■ YOUR OBJECTIVE
Type out the complete listing below word for word, without its pictures.

■ STORED DATA
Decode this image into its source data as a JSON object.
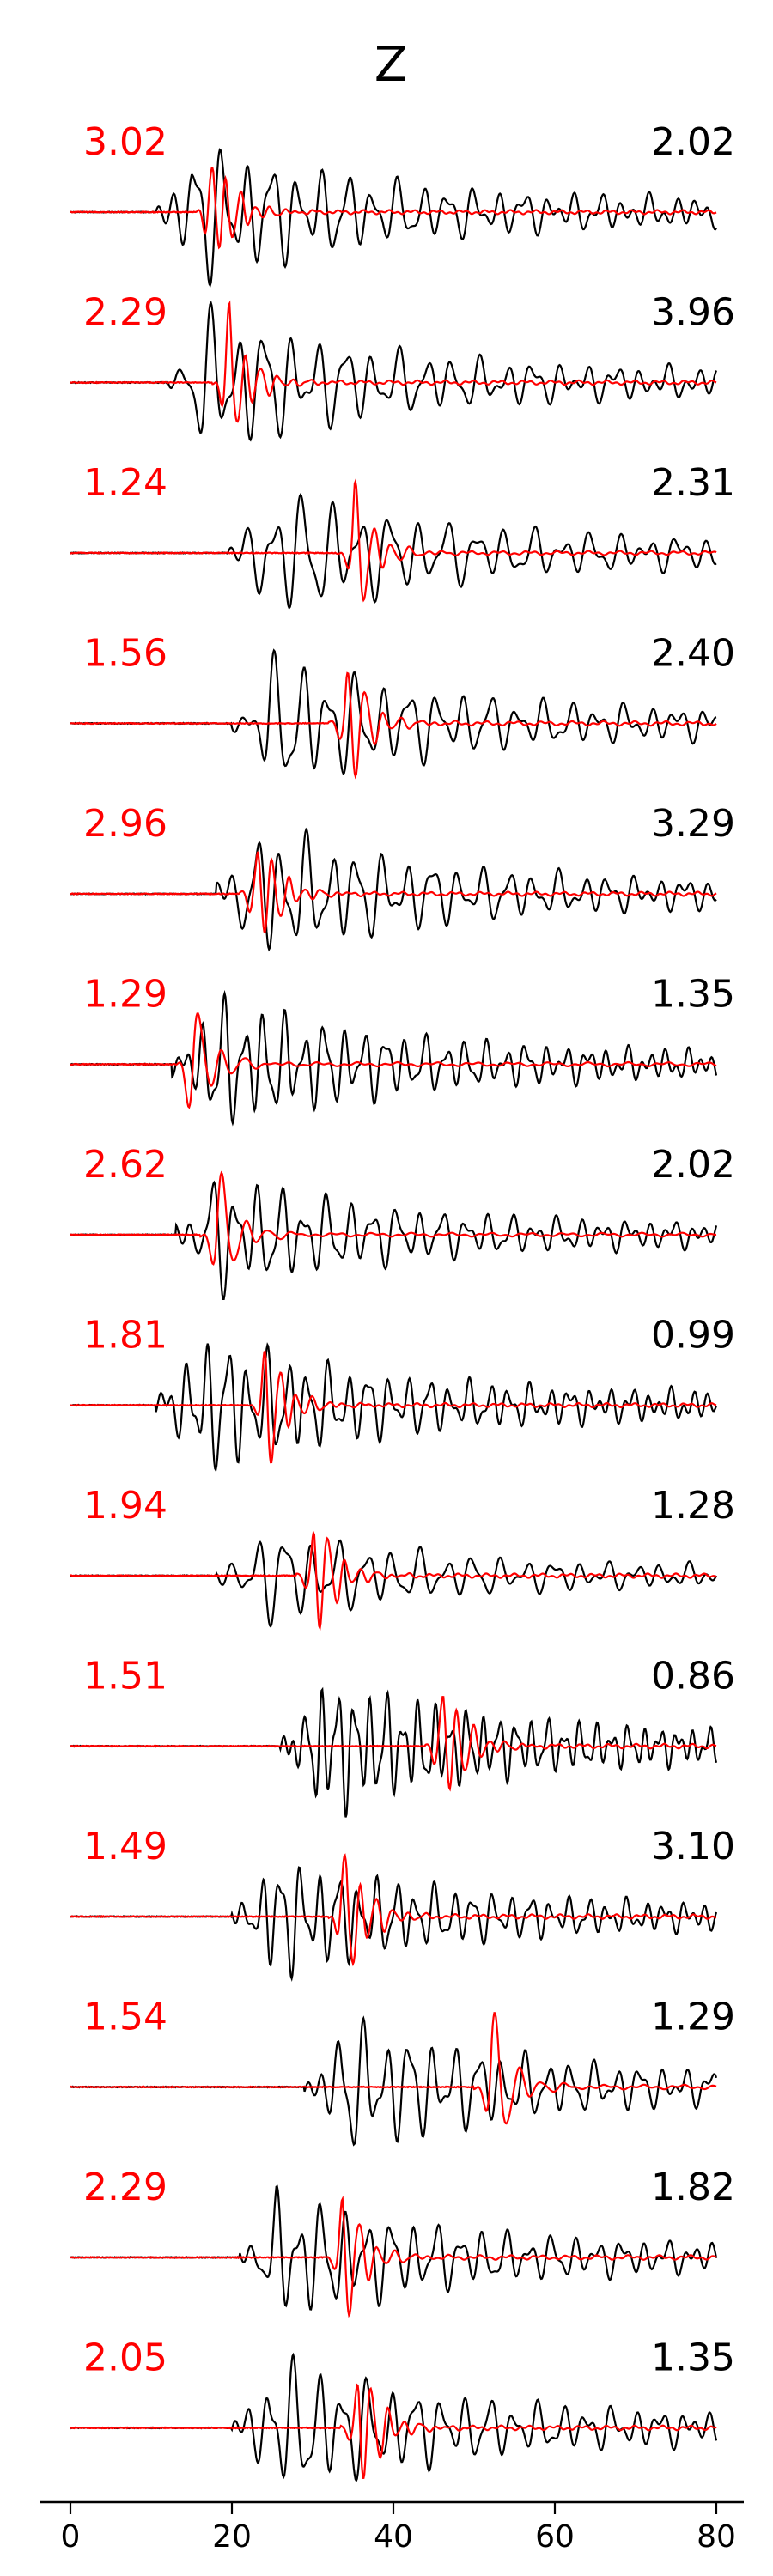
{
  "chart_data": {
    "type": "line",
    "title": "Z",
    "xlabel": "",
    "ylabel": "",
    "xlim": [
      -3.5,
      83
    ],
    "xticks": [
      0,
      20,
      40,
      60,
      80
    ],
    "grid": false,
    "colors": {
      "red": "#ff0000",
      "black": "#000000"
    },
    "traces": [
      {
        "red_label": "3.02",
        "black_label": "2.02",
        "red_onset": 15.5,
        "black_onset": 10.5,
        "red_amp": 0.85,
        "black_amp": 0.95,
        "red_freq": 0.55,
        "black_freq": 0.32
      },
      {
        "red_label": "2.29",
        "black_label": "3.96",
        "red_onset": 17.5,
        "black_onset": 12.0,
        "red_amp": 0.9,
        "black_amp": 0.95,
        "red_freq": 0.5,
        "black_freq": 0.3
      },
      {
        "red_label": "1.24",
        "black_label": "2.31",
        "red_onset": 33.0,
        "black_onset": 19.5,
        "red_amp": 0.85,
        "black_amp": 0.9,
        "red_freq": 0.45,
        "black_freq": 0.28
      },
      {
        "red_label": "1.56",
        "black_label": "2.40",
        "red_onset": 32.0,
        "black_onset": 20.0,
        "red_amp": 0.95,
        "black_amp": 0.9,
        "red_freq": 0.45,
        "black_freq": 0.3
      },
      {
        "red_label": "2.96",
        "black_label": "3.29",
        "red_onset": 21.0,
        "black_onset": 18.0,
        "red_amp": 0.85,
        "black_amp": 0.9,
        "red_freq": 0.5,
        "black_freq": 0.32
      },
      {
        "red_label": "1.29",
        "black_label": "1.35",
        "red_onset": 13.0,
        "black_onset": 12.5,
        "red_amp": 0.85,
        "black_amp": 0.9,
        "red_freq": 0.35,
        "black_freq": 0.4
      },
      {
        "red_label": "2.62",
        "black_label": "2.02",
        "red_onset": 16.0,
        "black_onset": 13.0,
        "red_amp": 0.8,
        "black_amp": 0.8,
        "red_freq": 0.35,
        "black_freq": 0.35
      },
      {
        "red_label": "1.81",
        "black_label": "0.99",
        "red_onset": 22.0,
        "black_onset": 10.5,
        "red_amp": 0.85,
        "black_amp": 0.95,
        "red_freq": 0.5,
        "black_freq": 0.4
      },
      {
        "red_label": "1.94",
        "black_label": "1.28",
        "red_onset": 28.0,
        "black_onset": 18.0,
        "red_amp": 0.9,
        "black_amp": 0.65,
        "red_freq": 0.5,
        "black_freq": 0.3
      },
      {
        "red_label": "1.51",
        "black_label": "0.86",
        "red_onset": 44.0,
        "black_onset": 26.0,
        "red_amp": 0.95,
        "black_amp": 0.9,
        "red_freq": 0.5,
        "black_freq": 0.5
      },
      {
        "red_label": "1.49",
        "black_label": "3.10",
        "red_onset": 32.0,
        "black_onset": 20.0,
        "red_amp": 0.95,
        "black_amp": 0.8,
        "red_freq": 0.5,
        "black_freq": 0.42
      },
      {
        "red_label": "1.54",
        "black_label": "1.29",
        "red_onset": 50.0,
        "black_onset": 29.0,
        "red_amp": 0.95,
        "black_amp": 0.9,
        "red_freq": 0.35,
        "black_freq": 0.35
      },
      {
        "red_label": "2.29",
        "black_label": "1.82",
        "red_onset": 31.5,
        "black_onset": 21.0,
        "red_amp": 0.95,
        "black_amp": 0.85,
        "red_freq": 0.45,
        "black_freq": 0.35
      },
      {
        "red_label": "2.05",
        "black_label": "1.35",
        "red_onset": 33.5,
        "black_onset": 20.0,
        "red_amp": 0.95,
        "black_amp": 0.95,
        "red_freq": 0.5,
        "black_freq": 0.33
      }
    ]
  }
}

■ RESULT
Decode this image into its source data as a JSON object.
{
  "chart_data": {
    "type": "line",
    "title": "Z",
    "xlabel": "",
    "ylabel": "",
    "xlim": [
      -3.5,
      83
    ],
    "xticks": [
      0,
      20,
      40,
      60,
      80
    ],
    "grid": false,
    "colors": {
      "red": "#ff0000",
      "black": "#000000"
    },
    "traces": [
      {
        "red_label": "3.02",
        "black_label": "2.02",
        "red_onset": 15.5,
        "black_onset": 10.5,
        "red_amp": 0.85,
        "black_amp": 0.95,
        "red_freq": 0.55,
        "black_freq": 0.32
      },
      {
        "red_label": "2.29",
        "black_label": "3.96",
        "red_onset": 17.5,
        "black_onset": 12.0,
        "red_amp": 0.9,
        "black_amp": 0.95,
        "red_freq": 0.5,
        "black_freq": 0.3
      },
      {
        "red_label": "1.24",
        "black_label": "2.31",
        "red_onset": 33.0,
        "black_onset": 19.5,
        "red_amp": 0.85,
        "black_amp": 0.9,
        "red_freq": 0.45,
        "black_freq": 0.28
      },
      {
        "red_label": "1.56",
        "black_label": "2.40",
        "red_onset": 32.0,
        "black_onset": 20.0,
        "red_amp": 0.95,
        "black_amp": 0.9,
        "red_freq": 0.45,
        "black_freq": 0.3
      },
      {
        "red_label": "2.96",
        "black_label": "3.29",
        "red_onset": 21.0,
        "black_onset": 18.0,
        "red_amp": 0.85,
        "black_amp": 0.9,
        "red_freq": 0.5,
        "black_freq": 0.32
      },
      {
        "red_label": "1.29",
        "black_label": "1.35",
        "red_onset": 13.0,
        "black_onset": 12.5,
        "red_amp": 0.85,
        "black_amp": 0.9,
        "red_freq": 0.35,
        "black_freq": 0.4
      },
      {
        "red_label": "2.62",
        "black_label": "2.02",
        "red_onset": 16.0,
        "black_onset": 13.0,
        "red_amp": 0.8,
        "black_amp": 0.8,
        "red_freq": 0.35,
        "black_freq": 0.35
      },
      {
        "red_label": "1.81",
        "black_label": "0.99",
        "red_onset": 22.0,
        "black_onset": 10.5,
        "red_amp": 0.85,
        "black_amp": 0.95,
        "red_freq": 0.5,
        "black_freq": 0.4
      },
      {
        "red_label": "1.94",
        "black_label": "1.28",
        "red_onset": 28.0,
        "black_onset": 18.0,
        "red_amp": 0.9,
        "black_amp": 0.65,
        "red_freq": 0.5,
        "black_freq": 0.3
      },
      {
        "red_label": "1.51",
        "black_label": "0.86",
        "red_onset": 44.0,
        "black_onset": 26.0,
        "red_amp": 0.95,
        "black_amp": 0.9,
        "red_freq": 0.5,
        "black_freq": 0.5
      },
      {
        "red_label": "1.49",
        "black_label": "3.10",
        "red_onset": 32.0,
        "black_onset": 20.0,
        "red_amp": 0.95,
        "black_amp": 0.8,
        "red_freq": 0.5,
        "black_freq": 0.42
      },
      {
        "red_label": "1.54",
        "black_label": "1.29",
        "red_onset": 50.0,
        "black_onset": 29.0,
        "red_amp": 0.95,
        "black_amp": 0.9,
        "red_freq": 0.35,
        "black_freq": 0.35
      },
      {
        "red_label": "2.29",
        "black_label": "1.82",
        "red_onset": 31.5,
        "black_onset": 21.0,
        "red_amp": 0.95,
        "black_amp": 0.85,
        "red_freq": 0.45,
        "black_freq": 0.35
      },
      {
        "red_label": "2.05",
        "black_label": "1.35",
        "red_onset": 33.5,
        "black_onset": 20.0,
        "red_amp": 0.95,
        "black_amp": 0.95,
        "red_freq": 0.5,
        "black_freq": 0.33
      }
    ]
  }
}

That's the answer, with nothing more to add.